• [Written task] Write out the listing exactly as it is given.

• [Recorded information]

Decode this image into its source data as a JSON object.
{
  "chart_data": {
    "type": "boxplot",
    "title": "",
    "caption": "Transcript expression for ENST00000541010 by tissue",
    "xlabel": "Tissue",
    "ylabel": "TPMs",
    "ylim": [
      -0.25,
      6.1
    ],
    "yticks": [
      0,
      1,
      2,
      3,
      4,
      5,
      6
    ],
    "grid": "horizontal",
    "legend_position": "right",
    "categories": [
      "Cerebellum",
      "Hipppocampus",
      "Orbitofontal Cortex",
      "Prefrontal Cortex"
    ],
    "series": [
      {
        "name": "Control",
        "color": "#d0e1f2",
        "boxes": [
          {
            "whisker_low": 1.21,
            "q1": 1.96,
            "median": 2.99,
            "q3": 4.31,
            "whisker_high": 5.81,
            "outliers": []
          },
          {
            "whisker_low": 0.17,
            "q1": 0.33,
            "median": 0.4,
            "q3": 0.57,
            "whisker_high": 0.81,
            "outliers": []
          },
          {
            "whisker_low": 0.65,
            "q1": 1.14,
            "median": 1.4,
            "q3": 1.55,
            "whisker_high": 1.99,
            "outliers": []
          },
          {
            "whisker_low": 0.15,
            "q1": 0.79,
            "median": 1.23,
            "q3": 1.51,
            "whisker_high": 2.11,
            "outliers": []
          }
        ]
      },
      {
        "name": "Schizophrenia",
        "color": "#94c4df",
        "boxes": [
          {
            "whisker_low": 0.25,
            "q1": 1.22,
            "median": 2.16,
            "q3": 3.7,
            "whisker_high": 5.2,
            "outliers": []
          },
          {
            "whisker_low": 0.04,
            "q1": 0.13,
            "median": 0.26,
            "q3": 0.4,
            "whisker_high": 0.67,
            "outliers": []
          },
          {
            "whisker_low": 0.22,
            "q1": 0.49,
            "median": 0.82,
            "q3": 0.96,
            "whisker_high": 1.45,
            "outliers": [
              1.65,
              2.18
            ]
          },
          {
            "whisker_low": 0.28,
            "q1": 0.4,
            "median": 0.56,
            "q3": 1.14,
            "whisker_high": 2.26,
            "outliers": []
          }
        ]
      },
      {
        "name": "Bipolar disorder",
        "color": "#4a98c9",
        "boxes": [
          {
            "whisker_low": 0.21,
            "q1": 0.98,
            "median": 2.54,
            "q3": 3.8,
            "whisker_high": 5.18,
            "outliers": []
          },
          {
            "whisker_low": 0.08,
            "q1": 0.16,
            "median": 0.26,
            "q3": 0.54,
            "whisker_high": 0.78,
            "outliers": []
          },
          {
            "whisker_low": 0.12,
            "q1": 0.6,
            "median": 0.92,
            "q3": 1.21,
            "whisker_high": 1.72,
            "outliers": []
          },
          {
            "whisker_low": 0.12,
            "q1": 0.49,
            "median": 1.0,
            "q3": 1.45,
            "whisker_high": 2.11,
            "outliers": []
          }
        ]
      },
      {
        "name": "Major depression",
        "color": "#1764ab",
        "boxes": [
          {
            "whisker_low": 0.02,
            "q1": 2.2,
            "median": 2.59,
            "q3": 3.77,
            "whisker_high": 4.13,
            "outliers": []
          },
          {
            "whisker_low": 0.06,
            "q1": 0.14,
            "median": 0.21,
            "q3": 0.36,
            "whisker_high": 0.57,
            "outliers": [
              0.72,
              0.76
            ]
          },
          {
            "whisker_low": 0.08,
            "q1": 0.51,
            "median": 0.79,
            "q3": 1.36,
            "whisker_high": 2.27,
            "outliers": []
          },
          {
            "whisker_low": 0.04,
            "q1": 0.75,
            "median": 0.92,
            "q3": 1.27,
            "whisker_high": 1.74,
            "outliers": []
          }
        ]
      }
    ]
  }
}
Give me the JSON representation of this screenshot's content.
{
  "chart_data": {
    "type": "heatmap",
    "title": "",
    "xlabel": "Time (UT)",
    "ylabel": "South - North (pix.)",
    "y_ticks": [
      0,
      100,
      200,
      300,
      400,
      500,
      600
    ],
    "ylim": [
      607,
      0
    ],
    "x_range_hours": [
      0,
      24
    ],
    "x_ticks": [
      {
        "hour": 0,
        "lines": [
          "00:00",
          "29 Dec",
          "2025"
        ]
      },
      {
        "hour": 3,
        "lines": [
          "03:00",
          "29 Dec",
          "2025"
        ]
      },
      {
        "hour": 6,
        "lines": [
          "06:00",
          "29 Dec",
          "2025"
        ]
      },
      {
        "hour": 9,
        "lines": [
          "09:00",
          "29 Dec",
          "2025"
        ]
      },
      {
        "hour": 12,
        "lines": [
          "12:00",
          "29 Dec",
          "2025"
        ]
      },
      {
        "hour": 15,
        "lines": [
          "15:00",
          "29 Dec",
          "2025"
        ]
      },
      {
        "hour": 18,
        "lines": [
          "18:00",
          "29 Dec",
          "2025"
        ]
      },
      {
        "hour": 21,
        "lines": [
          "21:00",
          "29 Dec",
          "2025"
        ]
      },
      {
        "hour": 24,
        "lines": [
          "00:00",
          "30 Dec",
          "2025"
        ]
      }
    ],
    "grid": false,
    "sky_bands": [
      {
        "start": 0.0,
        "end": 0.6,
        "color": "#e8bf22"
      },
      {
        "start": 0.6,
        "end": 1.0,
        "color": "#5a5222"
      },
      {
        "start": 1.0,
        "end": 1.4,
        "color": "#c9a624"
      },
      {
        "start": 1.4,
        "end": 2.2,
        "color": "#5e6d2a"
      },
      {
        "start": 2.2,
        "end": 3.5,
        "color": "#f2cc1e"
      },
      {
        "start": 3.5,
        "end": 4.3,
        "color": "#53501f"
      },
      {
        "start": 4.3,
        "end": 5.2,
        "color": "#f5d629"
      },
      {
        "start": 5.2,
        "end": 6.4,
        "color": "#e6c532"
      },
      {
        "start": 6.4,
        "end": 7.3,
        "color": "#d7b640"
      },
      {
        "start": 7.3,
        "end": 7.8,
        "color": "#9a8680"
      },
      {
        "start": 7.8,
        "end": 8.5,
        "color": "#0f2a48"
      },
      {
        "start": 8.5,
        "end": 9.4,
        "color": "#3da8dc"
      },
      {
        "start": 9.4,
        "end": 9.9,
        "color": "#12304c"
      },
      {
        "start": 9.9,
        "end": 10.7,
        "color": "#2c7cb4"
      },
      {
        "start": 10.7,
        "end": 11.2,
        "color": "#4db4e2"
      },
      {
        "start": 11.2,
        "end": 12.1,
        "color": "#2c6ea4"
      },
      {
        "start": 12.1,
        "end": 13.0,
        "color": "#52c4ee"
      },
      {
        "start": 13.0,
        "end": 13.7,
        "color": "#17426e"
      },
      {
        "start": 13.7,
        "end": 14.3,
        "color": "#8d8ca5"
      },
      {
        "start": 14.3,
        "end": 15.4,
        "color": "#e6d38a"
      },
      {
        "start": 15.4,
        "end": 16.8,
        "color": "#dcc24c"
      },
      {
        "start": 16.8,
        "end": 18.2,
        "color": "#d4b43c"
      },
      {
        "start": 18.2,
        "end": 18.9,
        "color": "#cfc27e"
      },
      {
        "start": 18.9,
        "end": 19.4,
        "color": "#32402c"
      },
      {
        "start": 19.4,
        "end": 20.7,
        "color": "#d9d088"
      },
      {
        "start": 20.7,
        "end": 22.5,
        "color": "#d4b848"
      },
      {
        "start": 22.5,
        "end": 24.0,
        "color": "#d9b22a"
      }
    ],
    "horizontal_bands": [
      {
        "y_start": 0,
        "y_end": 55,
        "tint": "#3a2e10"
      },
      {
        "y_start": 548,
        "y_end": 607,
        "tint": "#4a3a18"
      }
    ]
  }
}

• [Solved problem]
Decode this image into its source data as a JSON object.
{
  "chart_data": {
    "type": "boxplot",
    "title": "",
    "caption": "Transcript expression for ENST00000541010 by tissue",
    "xlabel": "Tissue",
    "ylabel": "TPMs",
    "ylim": [
      -0.25,
      6.1
    ],
    "yticks": [
      0,
      1,
      2,
      3,
      4,
      5,
      6
    ],
    "grid": "horizontal",
    "legend_position": "right",
    "categories": [
      "Cerebellum",
      "Hipppocampus",
      "Orbitofontal Cortex",
      "Prefrontal Cortex"
    ],
    "series": [
      {
        "name": "Control",
        "color": "#d0e1f2",
        "boxes": [
          {
            "whisker_low": 1.21,
            "q1": 1.96,
            "median": 2.99,
            "q3": 4.31,
            "whisker_high": 5.81,
            "outliers": []
          },
          {
            "whisker_low": 0.17,
            "q1": 0.33,
            "median": 0.4,
            "q3": 0.57,
            "whisker_high": 0.81,
            "outliers": []
          },
          {
            "whisker_low": 0.65,
            "q1": 1.14,
            "median": 1.4,
            "q3": 1.55,
            "whisker_high": 1.99,
            "outliers": []
          },
          {
            "whisker_low": 0.15,
            "q1": 0.79,
            "median": 1.23,
            "q3": 1.51,
            "whisker_high": 2.11,
            "outliers": []
          }
        ]
      },
      {
        "name": "Schizophrenia",
        "color": "#94c4df",
        "boxes": [
          {
            "whisker_low": 0.25,
            "q1": 1.22,
            "median": 2.16,
            "q3": 3.7,
            "whisker_high": 5.2,
            "outliers": []
          },
          {
            "whisker_low": 0.04,
            "q1": 0.13,
            "median": 0.26,
            "q3": 0.4,
            "whisker_high": 0.67,
            "outliers": []
          },
          {
            "whisker_low": 0.22,
            "q1": 0.49,
            "median": 0.82,
            "q3": 0.96,
            "whisker_high": 1.45,
            "outliers": [
              1.65,
              2.18
            ]
          },
          {
            "whisker_low": 0.28,
            "q1": 0.4,
            "median": 0.56,
            "q3": 1.14,
            "whisker_high": 2.26,
            "outliers": []
          }
        ]
      },
      {
        "name": "Bipolar disorder",
        "color": "#4a98c9",
        "boxes": [
          {
            "whisker_low": 0.21,
            "q1": 0.98,
            "median": 2.54,
            "q3": 3.8,
            "whisker_high": 5.18,
            "outliers": []
          },
          {
            "whisker_low": 0.08,
            "q1": 0.16,
            "median": 0.26,
            "q3": 0.54,
            "whisker_high": 0.78,
            "outliers": []
          },
          {
            "whisker_low": 0.12,
            "q1": 0.6,
            "median": 0.92,
            "q3": 1.21,
            "whisker_high": 1.72,
            "outliers": []
          },
          {
            "whisker_low": 0.12,
            "q1": 0.49,
            "median": 1.0,
            "q3": 1.45,
            "whisker_high": 2.11,
            "outliers": []
          }
        ]
      },
      {
        "name": "Major depression",
        "color": "#1764ab",
        "boxes": [
          {
            "whisker_low": 0.02,
            "q1": 2.2,
            "median": 2.59,
            "q3": 3.77,
            "whisker_high": 4.13,
            "outliers": []
          },
          {
            "whisker_low": 0.06,
            "q1": 0.14,
            "median": 0.21,
            "q3": 0.36,
            "whisker_high": 0.57,
            "outliers": [
              0.72,
              0.76
            ]
          },
          {
            "whisker_low": 0.08,
            "q1": 0.51,
            "median": 0.79,
            "q3": 1.36,
            "whisker_high": 2.27,
            "outliers": []
          },
          {
            "whisker_low": 0.04,
            "q1": 0.75,
            "median": 0.92,
            "q3": 1.27,
            "whisker_high": 1.74,
            "outliers": []
          }
        ]
      }
    ]
  }
}
Give me the JSON representation of this screenshot's content.
{
  "chart_data": {
    "type": "heatmap",
    "title": "",
    "xlabel": "Time (UT)",
    "ylabel": "South - North (pix.)",
    "y_ticks": [
      0,
      100,
      200,
      300,
      400,
      500,
      600
    ],
    "ylim": [
      607,
      0
    ],
    "x_range_hours": [
      0,
      24
    ],
    "x_ticks": [
      {
        "hour": 0,
        "lines": [
          "00:00",
          "29 Dec",
          "2025"
        ]
      },
      {
        "hour": 3,
        "lines": [
          "03:00",
          "29 Dec",
          "2025"
        ]
      },
      {
        "hour": 6,
        "lines": [
          "06:00",
          "29 Dec",
          "2025"
        ]
      },
      {
        "hour": 9,
        "lines": [
          "09:00",
          "29 Dec",
          "2025"
        ]
      },
      {
        "hour": 12,
        "lines": [
          "12:00",
          "29 Dec",
          "2025"
        ]
      },
      {
        "hour": 15,
        "lines": [
          "15:00",
          "29 Dec",
          "2025"
        ]
      },
      {
        "hour": 18,
        "lines": [
          "18:00",
          "29 Dec",
          "2025"
        ]
      },
      {
        "hour": 21,
        "lines": [
          "21:00",
          "29 Dec",
          "2025"
        ]
      },
      {
        "hour": 24,
        "lines": [
          "00:00",
          "30 Dec",
          "2025"
        ]
      }
    ],
    "grid": false,
    "sky_bands": [
      {
        "start": 0.0,
        "end": 0.6,
        "color": "#e8bf22"
      },
      {
        "start": 0.6,
        "end": 1.0,
        "color": "#5a5222"
      },
      {
        "start": 1.0,
        "end": 1.4,
        "color": "#c9a624"
      },
      {
        "start": 1.4,
        "end": 2.2,
        "color": "#5e6d2a"
      },
      {
        "start": 2.2,
        "end": 3.5,
        "color": "#f2cc1e"
      },
      {
        "start": 3.5,
        "end": 4.3,
        "color": "#53501f"
      },
      {
        "start": 4.3,
        "end": 5.2,
        "color": "#f5d629"
      },
      {
        "start": 5.2,
        "end": 6.4,
        "color": "#e6c532"
      },
      {
        "start": 6.4,
        "end": 7.3,
        "color": "#d7b640"
      },
      {
        "start": 7.3,
        "end": 7.8,
        "color": "#9a8680"
      },
      {
        "start": 7.8,
        "end": 8.5,
        "color": "#0f2a48"
      },
      {
        "start": 8.5,
        "end": 9.4,
        "color": "#3da8dc"
      },
      {
        "start": 9.4,
        "end": 9.9,
        "color": "#12304c"
      },
      {
        "start": 9.9,
        "end": 10.7,
        "color": "#2c7cb4"
      },
      {
        "start": 10.7,
        "end": 11.2,
        "color": "#4db4e2"
      },
      {
        "start": 11.2,
        "end": 12.1,
        "color": "#2c6ea4"
      },
      {
        "start": 12.1,
        "end": 13.0,
        "color": "#52c4ee"
      },
      {
        "start": 13.0,
        "end": 13.7,
        "color": "#17426e"
      },
      {
        "start": 13.7,
        "end": 14.3,
        "color": "#8d8ca5"
      },
      {
        "start": 14.3,
        "end": 15.4,
        "color": "#e6d38a"
      },
      {
        "start": 15.4,
        "end": 16.8,
        "color": "#dcc24c"
      },
      {
        "start": 16.8,
        "end": 18.2,
        "color": "#d4b43c"
      },
      {
        "start": 18.2,
        "end": 18.9,
        "color": "#cfc27e"
      },
      {
        "start": 18.9,
        "end": 19.4,
        "color": "#32402c"
      },
      {
        "start": 19.4,
        "end": 20.7,
        "color": "#d9d088"
      },
      {
        "start": 20.7,
        "end": 22.5,
        "color": "#d4b848"
      },
      {
        "start": 22.5,
        "end": 24.0,
        "color": "#d9b22a"
      }
    ],
    "horizontal_bands": [
      {
        "y_start": 0,
        "y_end": 55,
        "tint": "#3a2e10"
      },
      {
        "y_start": 548,
        "y_end": 607,
        "tint": "#4a3a18"
      }
    ]
  }
}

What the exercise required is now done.